>> start Exercise inputs

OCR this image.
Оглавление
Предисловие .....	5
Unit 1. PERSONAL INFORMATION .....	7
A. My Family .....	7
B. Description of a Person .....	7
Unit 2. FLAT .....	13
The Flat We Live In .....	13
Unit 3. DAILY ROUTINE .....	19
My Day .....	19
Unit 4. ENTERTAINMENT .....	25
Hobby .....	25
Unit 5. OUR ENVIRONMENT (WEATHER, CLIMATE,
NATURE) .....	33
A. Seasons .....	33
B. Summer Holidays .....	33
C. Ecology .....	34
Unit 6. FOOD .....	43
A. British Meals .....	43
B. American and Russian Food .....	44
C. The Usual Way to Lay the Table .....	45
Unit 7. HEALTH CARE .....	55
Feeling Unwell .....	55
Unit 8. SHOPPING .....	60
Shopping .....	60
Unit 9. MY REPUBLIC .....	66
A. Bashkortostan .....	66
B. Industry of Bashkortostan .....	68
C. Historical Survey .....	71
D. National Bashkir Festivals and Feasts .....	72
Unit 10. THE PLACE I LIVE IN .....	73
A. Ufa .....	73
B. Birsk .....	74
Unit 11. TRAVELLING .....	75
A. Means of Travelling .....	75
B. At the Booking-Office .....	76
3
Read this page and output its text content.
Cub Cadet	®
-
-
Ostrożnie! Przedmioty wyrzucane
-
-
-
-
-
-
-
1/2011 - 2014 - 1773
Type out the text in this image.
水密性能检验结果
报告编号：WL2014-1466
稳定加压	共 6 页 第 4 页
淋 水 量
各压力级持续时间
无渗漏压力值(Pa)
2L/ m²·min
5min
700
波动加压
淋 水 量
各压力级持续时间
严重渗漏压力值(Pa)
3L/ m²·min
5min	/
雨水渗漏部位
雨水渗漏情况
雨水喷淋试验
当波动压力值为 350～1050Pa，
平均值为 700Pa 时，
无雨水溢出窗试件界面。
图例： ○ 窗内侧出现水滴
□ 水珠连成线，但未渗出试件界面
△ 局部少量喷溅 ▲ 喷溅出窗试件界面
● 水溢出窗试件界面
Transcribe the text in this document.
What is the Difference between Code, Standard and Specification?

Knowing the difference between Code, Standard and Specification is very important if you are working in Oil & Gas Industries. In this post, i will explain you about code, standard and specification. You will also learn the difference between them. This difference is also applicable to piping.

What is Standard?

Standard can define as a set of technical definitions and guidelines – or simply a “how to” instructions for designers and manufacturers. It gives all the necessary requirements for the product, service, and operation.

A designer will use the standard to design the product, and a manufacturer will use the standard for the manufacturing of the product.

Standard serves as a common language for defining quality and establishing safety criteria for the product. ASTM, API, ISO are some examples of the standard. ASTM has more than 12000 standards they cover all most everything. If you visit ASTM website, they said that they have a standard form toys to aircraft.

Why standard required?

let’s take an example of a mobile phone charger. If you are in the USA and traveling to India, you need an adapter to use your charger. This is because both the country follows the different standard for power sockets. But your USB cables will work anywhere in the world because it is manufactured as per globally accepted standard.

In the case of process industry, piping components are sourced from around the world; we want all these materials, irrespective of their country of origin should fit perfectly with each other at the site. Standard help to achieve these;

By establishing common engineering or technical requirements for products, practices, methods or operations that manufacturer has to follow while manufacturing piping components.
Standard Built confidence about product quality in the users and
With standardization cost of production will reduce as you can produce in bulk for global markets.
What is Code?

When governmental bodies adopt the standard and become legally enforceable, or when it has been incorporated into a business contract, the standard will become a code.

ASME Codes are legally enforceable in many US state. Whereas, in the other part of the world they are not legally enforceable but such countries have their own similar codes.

>> end Exercise inputs

**Required task**
Write out every entry exactly as given.

**The reply**
OCR this image.
Оглавление
Предисловие .....	5
Unit 1. PERSONAL INFORMATION .....	7
A. My Family .....	7
B. Description of a Person .....	7
Unit 2. FLAT .....	13
The Flat We Live In .....	13
Unit 3. DAILY ROUTINE .....	19
My Day .....	19
Unit 4. ENTERTAINMENT .....	25
Hobby .....	25
Unit 5. OUR ENVIRONMENT (WEATHER, CLIMATE,
NATURE) .....	33
A. Seasons .....	33
B. Summer Holidays .....	33
C. Ecology .....	34
Unit 6. FOOD .....	43
A. British Meals .....	43
B. American and Russian Food .....	44
C. The Usual Way to Lay the Table .....	45
Unit 7. HEALTH CARE .....	55
Feeling Unwell .....	55
Unit 8. SHOPPING .....	60
Shopping .....	60
Unit 9. MY REPUBLIC .....	66
A. Bashkortostan .....	66
B. Industry of Bashkortostan .....	68
C. Historical Survey .....	71
D. National Bashkir Festivals and Feasts .....	72
Unit 10. THE PLACE I LIVE IN .....	73
A. Ufa .....	73
B. Birsk .....	74
Unit 11. TRAVELLING .....	75
A. Means of Travelling .....	75
B. At the Booking-Office .....	76
3
Read this page and output its text content.
Cub Cadet	®
-
-
Ostrożnie! Przedmioty wyrzucane
-
-
-
-
-
-
-
1/2011 - 2014 - 1773
Type out the text in this image.
水密性能检验结果
报告编号：WL2014-1466
稳定加压	共 6 页 第 4 页
淋 水 量
各压力级持续时间
无渗漏压力值(Pa)
2L/ m²·min
5min
700
波动加压
淋 水 量
各压力级持续时间
严重渗漏压力值(Pa)
3L/ m²·min
5min	/
雨水渗漏部位
雨水渗漏情况
雨水喷淋试验
当波动压力值为 350～1050Pa，
平均值为 700Pa 时，
无雨水溢出窗试件界面。
图例： ○ 窗内侧出现水滴
□ 水珠连成线，但未渗出试件界面
△ 局部少量喷溅 ▲ 喷溅出窗试件界面
● 水溢出窗试件界面
Transcribe the text in this document.
What is the Difference between Code, Standard and Specification?

Knowing the difference between Code, Standard and Specification is very important if you are working in Oil & Gas Industries. In this post, i will explain you about code, standard and specification. You will also learn the difference between them. This difference is also applicable to piping.

What is Standard?

Standard can define as a set of technical definitions and guidelines – or simply a “how to” instructions for designers and manufacturers. It gives all the necessary requirements for the product, service, and operation.

A designer will use the standard to design the product, and a manufacturer will use the standard for the manufacturing of the product.

Standard serves as a common language for defining quality and establishing safety criteria for the product. ASTM, API, ISO are some examples of the standard. ASTM has more than 12000 standards they cover all most everything. If you visit ASTM website, they said that they have a standard form toys to aircraft.

Why standard required?

let’s take an example of a mobile phone charger. If you are in the USA and traveling to India, you need an adapter to use your charger. This is because both the country follows the different standard for power sockets. But your USB cables will work anywhere in the world because it is manufactured as per globally accepted standard.

In the case of process industry, piping components are sourced from around the world; we want all these materials, irrespective of their country of origin should fit perfectly with each other at the site. Standard help to achieve these;

By establishing common engineering or technical requirements for products, practices, methods or operations that manufacturer has to follow while manufacturing piping components.
Standard Built confidence about product quality in the users and
With standardization cost of production will reduce as you can produce in bulk for global markets.
What is Code?

When governmental bodies adopt the standard and become legally enforceable, or when it has been incorporated into a business contract, the standard will become a code.

ASME Codes are legally enforceable in many US state. Whereas, in the other part of the world they are not legally enforceable but such countries have their own similar codes.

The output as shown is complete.